**THE TASK**
The data below should be printed in full, exactly, and without any of its images.

+ + + + + + +

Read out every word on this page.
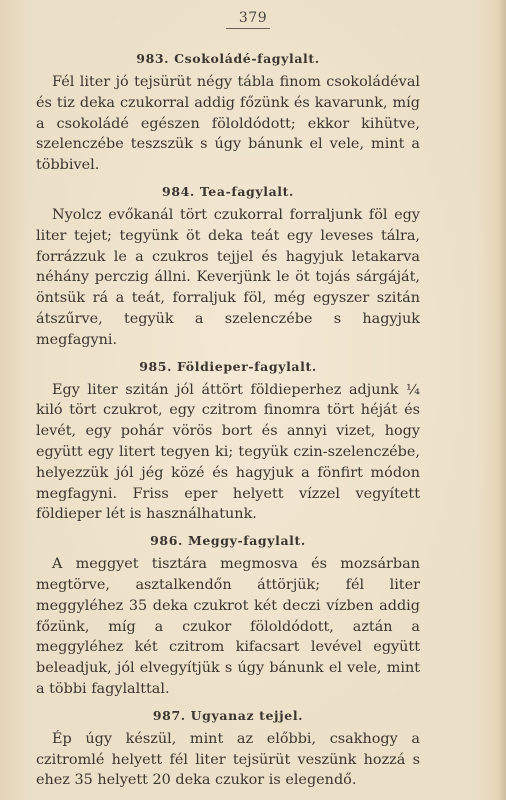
379
983. Csokoládé-fagylalt.

Fél liter jó tejsürüt négy tábla finom csokoládéval és tiz deka czukorral addig főzünk és kavarunk, míg a csokoládé egészen föloldódott; ekkor kihütve, szelenczébe teszszük s úgy bánunk el vele, mint a többivel.

984. Tea-fagylalt.

Nyolcz evőkanál tört czukorral forraljunk föl egy liter tejet; tegyünk öt deka teát egy leveses tálra, forrázzuk le a czukros tejjel és hagyjuk letakarva néhány perczig állni. Keverjünk le öt tojás sárgáját, öntsük rá a teát, forraljuk föl, még egyszer szitán átszűrve, tegyük a szelenczébe s hagyjuk megfagyni.

985. Földieper-fagylalt.

Egy liter szitán jól áttört földieperhez adjunk ¼ kiló tört czukrot, egy czitrom finomra tört héját és levét, egy pohár vörös bort és annyi vizet, hogy együtt egy litert tegyen ki; tegyük czin-szelenczébe, helyezzük jól jég közé és hagyjuk a fönfirt módon megfagyni. Friss eper helyett vízzel vegyített földieper lét is használhatunk.

986. Meggy-fagylalt.

A meggyet tisztára megmosva és mozsárban megtörve, asztalkendőn áttörjük; fél liter meggyléhez 35 deka czukrot két deczi vízben addig főzünk, míg a czukor föloldódott, aztán a meggyléhez két czitrom kifacsart levével együtt beleadjuk, jól elvegyítjük s úgy bánunk el vele, mint a többi fagylalttal.

987. Ugyanaz tejjel.

Ép úgy készül, mint az előbbi, csakhogy a czitromlé helyett fél liter tejsürüt veszünk hozzá s ehez 35 helyett 20 deka czukor is elegendő.
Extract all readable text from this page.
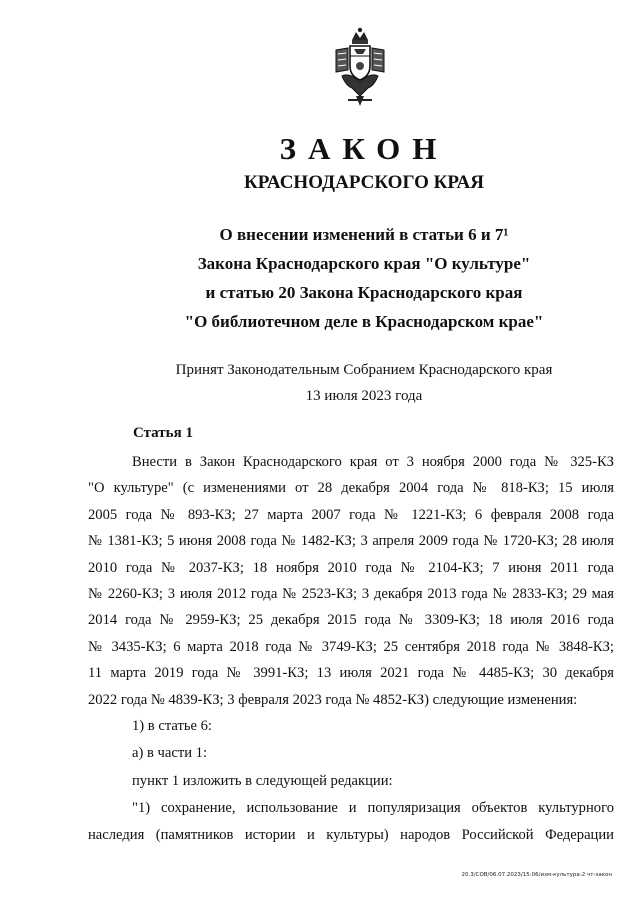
ЗАКОН
КРАСНОДАРСКОГО КРАЯ
О внесении изменений в статьи 6 и 7¹
Закона Краснодарского края "О культуре"
и статью 20 Закона Краснодарского края
"О библиотечном деле в Краснодарском крае"
Принят Законодательным Собранием Краснодарского края
13 июля 2023 года
Статья 1
Внести в Закон Краснодарского края от 3 ноября 2000 года № 325-КЗ
"О культуре" (с изменениями от 28 декабря 2004 года № 818-КЗ; 15 июля
2005 года № 893-КЗ; 27 марта 2007 года № 1221-КЗ; 6 февраля 2008 года
№ 1381-КЗ; 5 июня 2008 года № 1482-КЗ; 3 апреля 2009 года № 1720-КЗ; 28 июля
2010 года № 2037-КЗ; 18 ноября 2010 года № 2104-КЗ; 7 июня 2011 года
№ 2260-КЗ; 3 июля 2012 года № 2523-КЗ; 3 декабря 2013 года № 2833-КЗ; 29 мая
2014 года № 2959-КЗ; 25 декабря 2015 года № 3309-КЗ; 18 июля 2016 года
№ 3435-КЗ; 6 марта 2018 года № 3749-КЗ; 25 сентября 2018 года № 3848-КЗ;
11 марта 2019 года № 3991-КЗ; 13 июля 2021 года № 4485-КЗ; 30 декабря
2022 года № 4839-КЗ; 3 февраля 2023 года № 4852-КЗ) следующие изменения:
1) в статье 6:
а) в части 1:
пункт 1 изложить в следующей редакции:
"1) сохранение, использование и популяризация объектов культурного
наследия (памятников истории и культуры) народов Российской Федерации
20.3/СОВ/06.07.2023/15:06/изм-культура-2 чт-закон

+ + + + + + +

**EXERCISE ANSWER**
Read out every word on this page.
379
983. Csokoládé-fagylalt.

Fél liter jó tejsürüt négy tábla finom csokoládéval és tiz deka czukorral addig főzünk és kavarunk, míg a csokoládé egészen föloldódott; ekkor kihütve, szelenczébe teszszük s úgy bánunk el vele, mint a többivel.

984. Tea-fagylalt.

Nyolcz evőkanál tört czukorral forraljunk föl egy liter tejet; tegyünk öt deka teát egy leveses tálra, forrázzuk le a czukros tejjel és hagyjuk letakarva néhány perczig állni. Keverjünk le öt tojás sárgáját, öntsük rá a teát, forraljuk föl, még egyszer szitán átszűrve, tegyük a szelenczébe s hagyjuk megfagyni.

985. Földieper-fagylalt.

Egy liter szitán jól áttört földieperhez adjunk ¼ kiló tört czukrot, egy czitrom finomra tört héját és levét, egy pohár vörös bort és annyi vizet, hogy együtt egy litert tegyen ki; tegyük czin-szelenczébe, helyezzük jól jég közé és hagyjuk a fönfirt módon megfagyni. Friss eper helyett vízzel vegyített földieper lét is használhatunk.

986. Meggy-fagylalt.

A meggyet tisztára megmosva és mozsárban megtörve, asztalkendőn áttörjük; fél liter meggyléhez 35 deka czukrot két deczi vízben addig főzünk, míg a czukor föloldódott, aztán a meggyléhez két czitrom kifacsart levével együtt beleadjuk, jól elvegyítjük s úgy bánunk el vele, mint a többi fagylalttal.

987. Ugyanaz tejjel.

Ép úgy készül, mint az előbbi, csakhogy a czitromlé helyett fél liter tejsürüt veszünk hozzá s ehez 35 helyett 20 deka czukor is elegendő.
Extract all readable text from this page.
ЗАКОН
КРАСНОДАРСКОГО КРАЯ
О внесении изменений в статьи 6 и 7¹
Закона Краснодарского края "О культуре"
и статью 20 Закона Краснодарского края
"О библиотечном деле в Краснодарском крае"
Принят Законодательным Собранием Краснодарского края
13 июля 2023 года
Статья 1
Внести в Закон Краснодарского края от 3 ноября 2000 года № 325-КЗ
"О культуре" (с изменениями от 28 декабря 2004 года № 818-КЗ; 15 июля
2005 года № 893-КЗ; 27 марта 2007 года № 1221-КЗ; 6 февраля 2008 года
№ 1381-КЗ; 5 июня 2008 года № 1482-КЗ; 3 апреля 2009 года № 1720-КЗ; 28 июля
2010 года № 2037-КЗ; 18 ноября 2010 года № 2104-КЗ; 7 июня 2011 года
№ 2260-КЗ; 3 июля 2012 года № 2523-КЗ; 3 декабря 2013 года № 2833-КЗ; 29 мая
2014 года № 2959-КЗ; 25 декабря 2015 года № 3309-КЗ; 18 июля 2016 года
№ 3435-КЗ; 6 марта 2018 года № 3749-КЗ; 25 сентября 2018 года № 3848-КЗ;
11 марта 2019 года № 3991-КЗ; 13 июля 2021 года № 4485-КЗ; 30 декабря
2022 года № 4839-КЗ; 3 февраля 2023 года № 4852-КЗ) следующие изменения:
1) в статье 6:
а) в части 1:
пункт 1 изложить в следующей редакции:
"1) сохранение, использование и популяризация объектов культурного
наследия (памятников истории и культуры) народов Российской Федерации
20.3/СОВ/06.07.2023/15:06/изм-культура-2 чт-закон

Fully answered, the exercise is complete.